Given exercise = Below is a listing. Gather each line of it that contains "this".
-----
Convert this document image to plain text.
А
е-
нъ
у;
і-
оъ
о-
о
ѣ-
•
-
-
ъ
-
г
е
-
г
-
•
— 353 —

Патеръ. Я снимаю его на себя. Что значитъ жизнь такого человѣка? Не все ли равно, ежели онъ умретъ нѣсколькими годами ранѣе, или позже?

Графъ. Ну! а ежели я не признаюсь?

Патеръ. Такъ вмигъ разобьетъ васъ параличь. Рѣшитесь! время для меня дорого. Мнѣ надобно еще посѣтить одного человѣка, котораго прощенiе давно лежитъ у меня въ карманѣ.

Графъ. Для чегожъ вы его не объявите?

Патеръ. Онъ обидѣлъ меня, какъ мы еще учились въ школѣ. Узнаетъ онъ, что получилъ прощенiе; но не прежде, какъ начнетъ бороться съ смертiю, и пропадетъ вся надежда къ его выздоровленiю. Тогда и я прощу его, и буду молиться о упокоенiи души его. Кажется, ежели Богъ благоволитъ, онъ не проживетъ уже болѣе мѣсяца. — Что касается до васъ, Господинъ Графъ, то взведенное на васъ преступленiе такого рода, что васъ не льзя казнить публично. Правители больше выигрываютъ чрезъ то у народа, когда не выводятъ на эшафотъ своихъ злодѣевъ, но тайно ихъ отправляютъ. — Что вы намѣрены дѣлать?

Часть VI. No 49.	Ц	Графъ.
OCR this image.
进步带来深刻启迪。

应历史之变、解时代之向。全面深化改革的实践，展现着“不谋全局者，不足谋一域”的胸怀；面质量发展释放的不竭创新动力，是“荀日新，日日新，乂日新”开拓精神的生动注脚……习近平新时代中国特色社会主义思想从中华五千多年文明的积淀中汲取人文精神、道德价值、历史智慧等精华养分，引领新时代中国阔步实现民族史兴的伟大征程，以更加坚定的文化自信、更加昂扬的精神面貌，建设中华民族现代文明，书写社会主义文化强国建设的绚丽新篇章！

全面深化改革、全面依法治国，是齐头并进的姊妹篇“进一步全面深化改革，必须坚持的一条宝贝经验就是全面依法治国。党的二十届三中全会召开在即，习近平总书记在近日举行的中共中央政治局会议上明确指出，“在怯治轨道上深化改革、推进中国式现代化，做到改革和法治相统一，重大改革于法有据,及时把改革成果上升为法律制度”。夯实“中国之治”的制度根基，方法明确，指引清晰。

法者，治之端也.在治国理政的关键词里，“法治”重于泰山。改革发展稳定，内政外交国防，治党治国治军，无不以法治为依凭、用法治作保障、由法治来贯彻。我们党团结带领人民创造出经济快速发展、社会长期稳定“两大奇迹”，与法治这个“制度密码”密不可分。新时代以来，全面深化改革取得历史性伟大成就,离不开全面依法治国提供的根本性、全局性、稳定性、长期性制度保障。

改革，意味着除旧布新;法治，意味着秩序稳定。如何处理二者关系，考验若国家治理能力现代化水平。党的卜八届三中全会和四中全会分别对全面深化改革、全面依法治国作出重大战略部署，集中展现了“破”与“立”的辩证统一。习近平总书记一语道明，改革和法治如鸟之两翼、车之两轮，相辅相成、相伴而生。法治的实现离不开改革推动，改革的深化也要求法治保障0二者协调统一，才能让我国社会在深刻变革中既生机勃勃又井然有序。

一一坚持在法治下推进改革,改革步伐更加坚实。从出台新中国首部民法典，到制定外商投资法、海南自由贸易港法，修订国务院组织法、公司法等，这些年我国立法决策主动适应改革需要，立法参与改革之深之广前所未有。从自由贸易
-----
Exercise output =
Convert this document image to plain text.
OCR this image.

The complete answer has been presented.